If a line in the data below contains "Langmuir", copy it.

● EXCERPTED DATA
----

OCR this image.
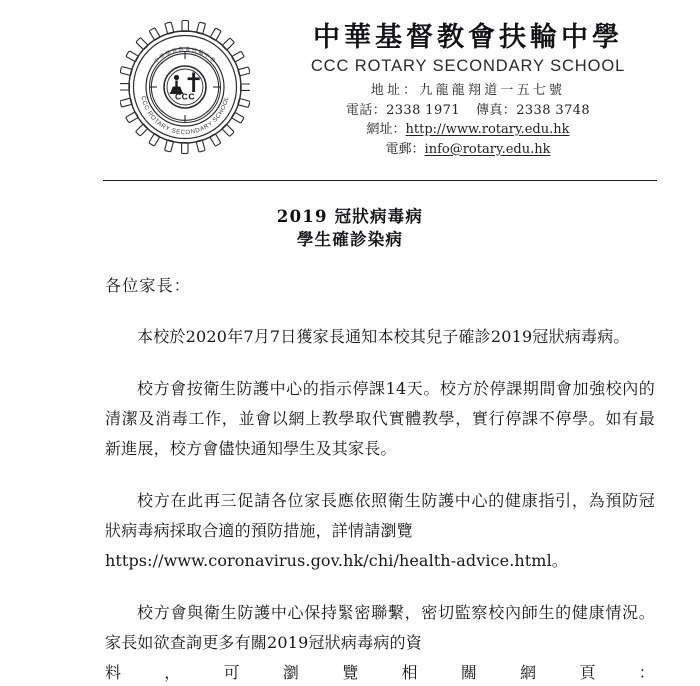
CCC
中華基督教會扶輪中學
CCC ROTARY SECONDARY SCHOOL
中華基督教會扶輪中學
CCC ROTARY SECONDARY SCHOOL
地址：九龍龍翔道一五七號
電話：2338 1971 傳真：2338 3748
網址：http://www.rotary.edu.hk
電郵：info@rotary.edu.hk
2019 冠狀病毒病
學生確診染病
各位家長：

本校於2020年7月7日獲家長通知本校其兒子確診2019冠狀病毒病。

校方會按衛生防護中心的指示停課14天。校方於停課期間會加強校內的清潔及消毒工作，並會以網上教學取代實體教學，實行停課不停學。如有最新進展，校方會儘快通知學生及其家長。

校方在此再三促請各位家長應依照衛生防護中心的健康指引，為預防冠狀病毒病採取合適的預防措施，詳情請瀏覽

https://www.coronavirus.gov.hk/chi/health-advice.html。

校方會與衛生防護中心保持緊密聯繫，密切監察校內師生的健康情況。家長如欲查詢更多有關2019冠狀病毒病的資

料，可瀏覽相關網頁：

----

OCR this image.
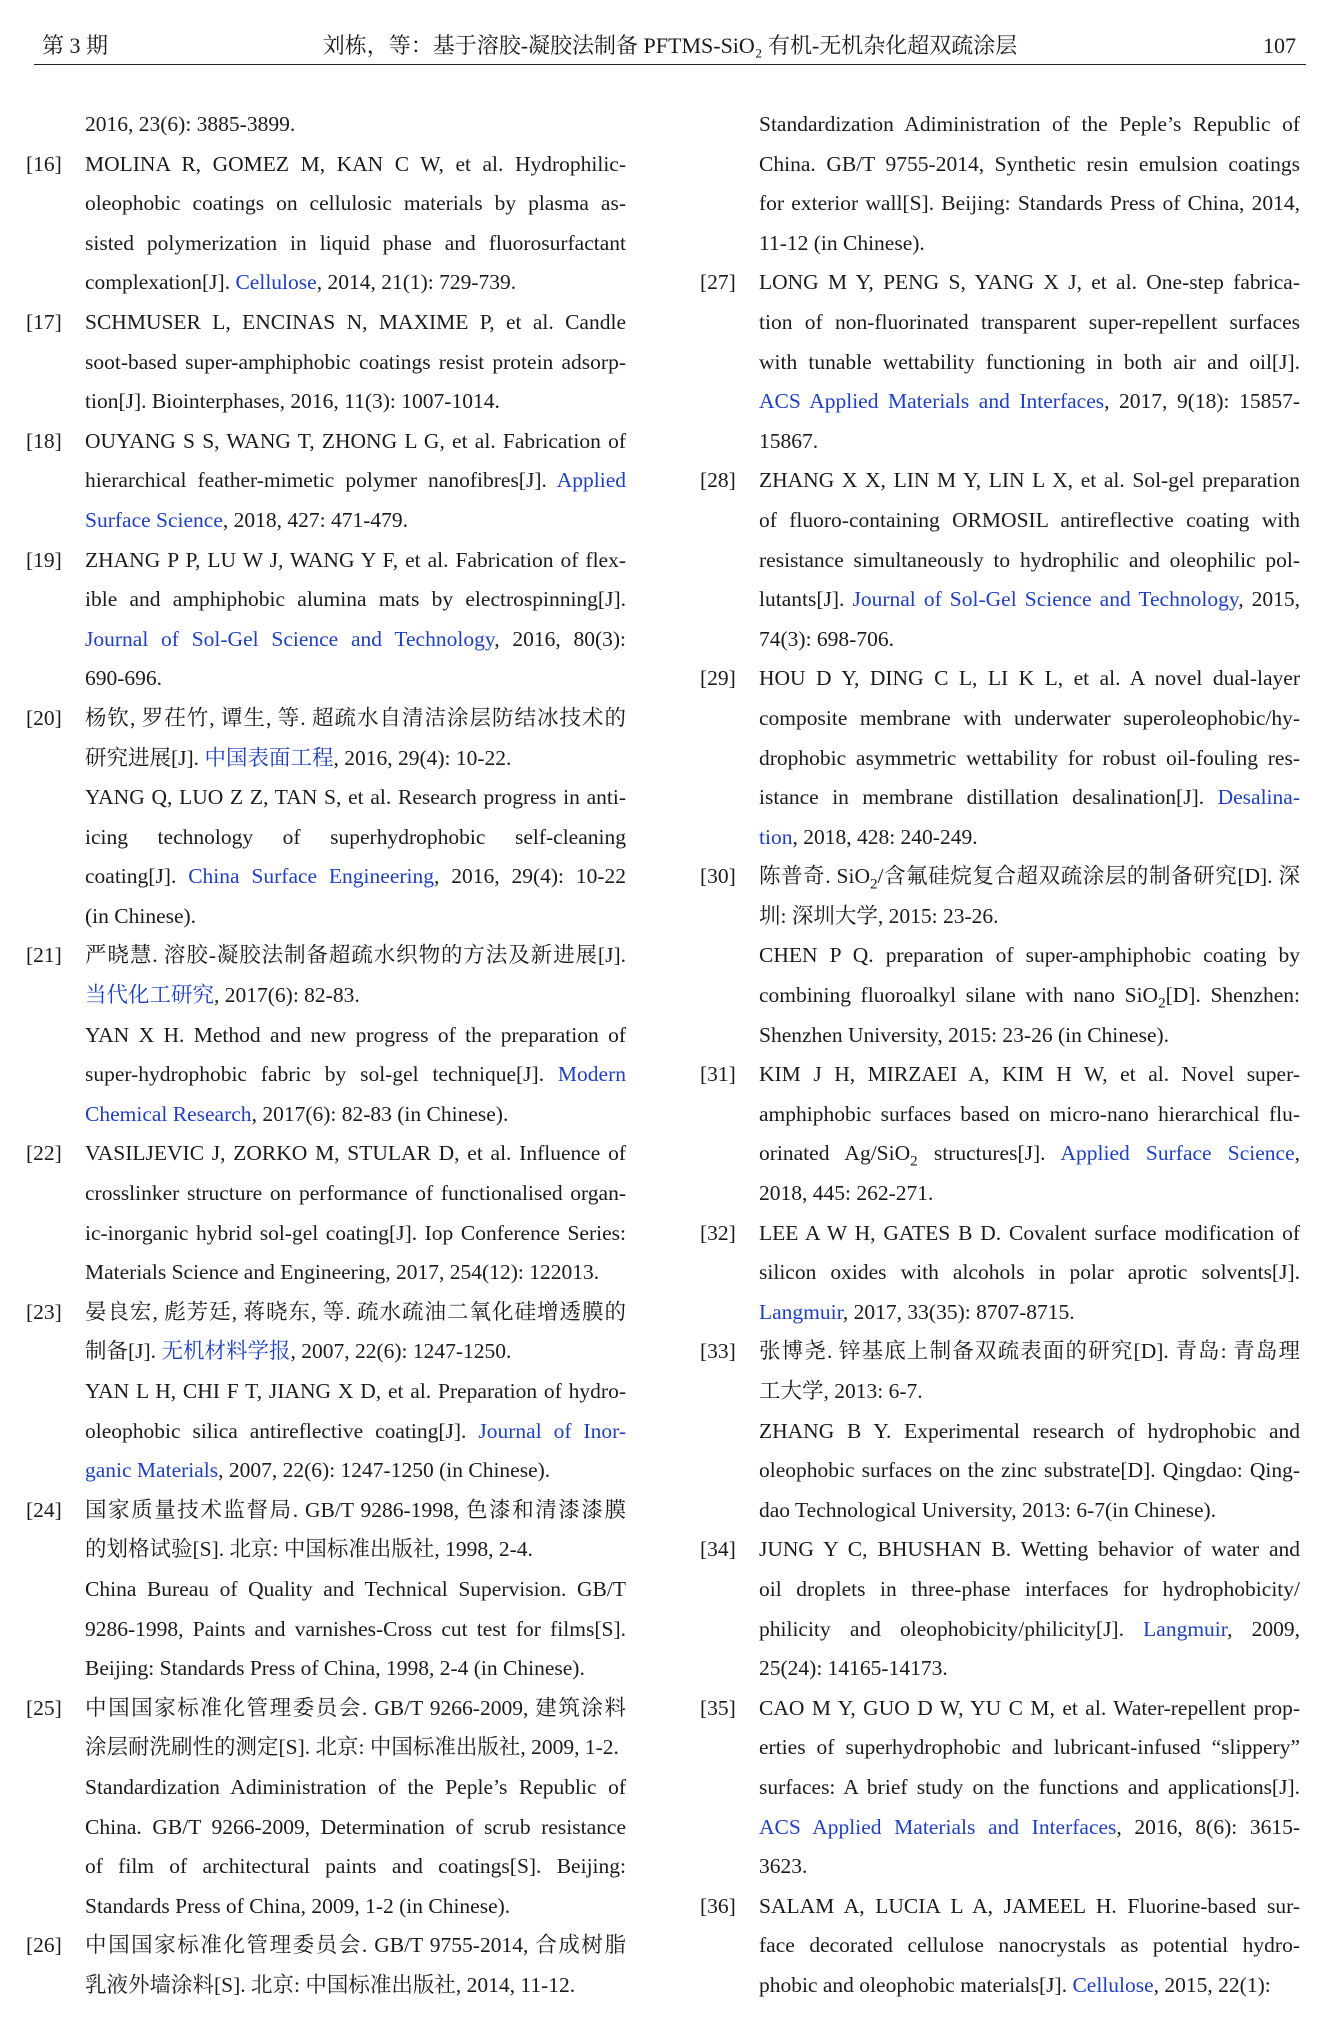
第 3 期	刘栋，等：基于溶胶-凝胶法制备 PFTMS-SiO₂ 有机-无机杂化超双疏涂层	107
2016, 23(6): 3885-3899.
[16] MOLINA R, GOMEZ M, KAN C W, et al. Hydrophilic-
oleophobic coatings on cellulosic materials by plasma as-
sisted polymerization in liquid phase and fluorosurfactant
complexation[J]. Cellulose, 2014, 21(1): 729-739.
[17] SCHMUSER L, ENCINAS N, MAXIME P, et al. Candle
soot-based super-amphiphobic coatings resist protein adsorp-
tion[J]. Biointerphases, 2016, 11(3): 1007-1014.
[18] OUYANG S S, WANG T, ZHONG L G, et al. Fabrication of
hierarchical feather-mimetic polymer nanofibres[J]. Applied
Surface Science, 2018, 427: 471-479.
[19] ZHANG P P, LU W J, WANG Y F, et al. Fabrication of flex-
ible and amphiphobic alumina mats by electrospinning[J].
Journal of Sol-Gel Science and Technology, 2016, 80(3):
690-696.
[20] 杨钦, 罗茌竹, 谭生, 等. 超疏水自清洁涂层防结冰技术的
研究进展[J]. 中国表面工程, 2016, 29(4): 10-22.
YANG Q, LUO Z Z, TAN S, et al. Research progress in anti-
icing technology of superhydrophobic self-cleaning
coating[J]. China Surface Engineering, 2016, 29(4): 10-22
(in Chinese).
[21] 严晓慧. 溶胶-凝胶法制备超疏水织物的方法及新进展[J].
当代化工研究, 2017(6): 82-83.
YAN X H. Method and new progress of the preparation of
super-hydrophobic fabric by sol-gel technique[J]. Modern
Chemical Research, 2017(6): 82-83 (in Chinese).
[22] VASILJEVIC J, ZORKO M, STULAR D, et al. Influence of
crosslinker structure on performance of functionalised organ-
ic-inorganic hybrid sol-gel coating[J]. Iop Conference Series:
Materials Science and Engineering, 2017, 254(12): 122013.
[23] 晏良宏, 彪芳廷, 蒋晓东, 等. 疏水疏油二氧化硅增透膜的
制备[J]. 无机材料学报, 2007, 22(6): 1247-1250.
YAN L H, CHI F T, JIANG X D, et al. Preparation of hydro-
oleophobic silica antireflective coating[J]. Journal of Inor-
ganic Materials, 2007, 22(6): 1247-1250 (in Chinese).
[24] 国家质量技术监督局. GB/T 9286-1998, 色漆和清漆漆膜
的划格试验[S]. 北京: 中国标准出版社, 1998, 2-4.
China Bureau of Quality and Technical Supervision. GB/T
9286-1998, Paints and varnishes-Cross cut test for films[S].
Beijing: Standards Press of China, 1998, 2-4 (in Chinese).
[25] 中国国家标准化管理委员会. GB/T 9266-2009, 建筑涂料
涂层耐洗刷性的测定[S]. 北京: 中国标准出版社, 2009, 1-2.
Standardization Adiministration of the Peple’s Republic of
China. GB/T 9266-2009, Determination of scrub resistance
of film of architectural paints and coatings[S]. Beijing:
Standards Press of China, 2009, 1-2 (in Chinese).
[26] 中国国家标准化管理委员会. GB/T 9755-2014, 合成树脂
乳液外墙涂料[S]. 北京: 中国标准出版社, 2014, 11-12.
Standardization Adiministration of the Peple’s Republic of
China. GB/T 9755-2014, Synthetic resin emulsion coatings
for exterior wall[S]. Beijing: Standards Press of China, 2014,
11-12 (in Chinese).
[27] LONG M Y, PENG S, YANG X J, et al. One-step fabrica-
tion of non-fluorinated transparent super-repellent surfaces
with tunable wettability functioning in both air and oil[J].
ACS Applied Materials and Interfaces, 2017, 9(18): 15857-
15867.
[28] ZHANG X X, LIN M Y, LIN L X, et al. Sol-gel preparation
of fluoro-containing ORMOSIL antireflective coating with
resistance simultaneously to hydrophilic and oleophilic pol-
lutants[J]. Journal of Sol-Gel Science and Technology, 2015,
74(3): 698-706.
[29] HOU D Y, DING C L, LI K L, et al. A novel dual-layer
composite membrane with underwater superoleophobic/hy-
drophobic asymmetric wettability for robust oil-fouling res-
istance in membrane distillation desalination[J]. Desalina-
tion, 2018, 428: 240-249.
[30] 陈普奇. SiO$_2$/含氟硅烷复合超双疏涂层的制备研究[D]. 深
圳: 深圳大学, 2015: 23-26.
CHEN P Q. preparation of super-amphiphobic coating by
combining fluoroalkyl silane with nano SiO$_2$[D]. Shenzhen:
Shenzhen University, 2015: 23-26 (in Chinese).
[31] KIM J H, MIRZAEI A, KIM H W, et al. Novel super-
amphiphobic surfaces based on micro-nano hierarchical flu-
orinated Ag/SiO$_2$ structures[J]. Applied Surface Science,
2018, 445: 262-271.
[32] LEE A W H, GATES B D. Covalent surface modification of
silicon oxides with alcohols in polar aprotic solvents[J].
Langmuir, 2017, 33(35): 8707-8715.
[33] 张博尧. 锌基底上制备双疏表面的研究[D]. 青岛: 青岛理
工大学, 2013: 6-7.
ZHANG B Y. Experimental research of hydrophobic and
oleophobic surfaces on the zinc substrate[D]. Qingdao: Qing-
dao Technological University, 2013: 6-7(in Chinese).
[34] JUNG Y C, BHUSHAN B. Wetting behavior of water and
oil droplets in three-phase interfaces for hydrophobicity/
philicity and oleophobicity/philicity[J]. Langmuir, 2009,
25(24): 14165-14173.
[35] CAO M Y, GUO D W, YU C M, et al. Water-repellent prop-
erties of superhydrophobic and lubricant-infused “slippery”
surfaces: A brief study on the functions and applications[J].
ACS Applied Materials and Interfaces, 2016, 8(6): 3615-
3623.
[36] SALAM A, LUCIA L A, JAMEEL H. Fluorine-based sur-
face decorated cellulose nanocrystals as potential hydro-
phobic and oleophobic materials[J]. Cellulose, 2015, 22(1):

----

● SOLUTION BELOW
Langmuir, 2017, 33(35): 8707-8715.
philicity and oleophobicity/philicity[J]. Langmuir, 2009,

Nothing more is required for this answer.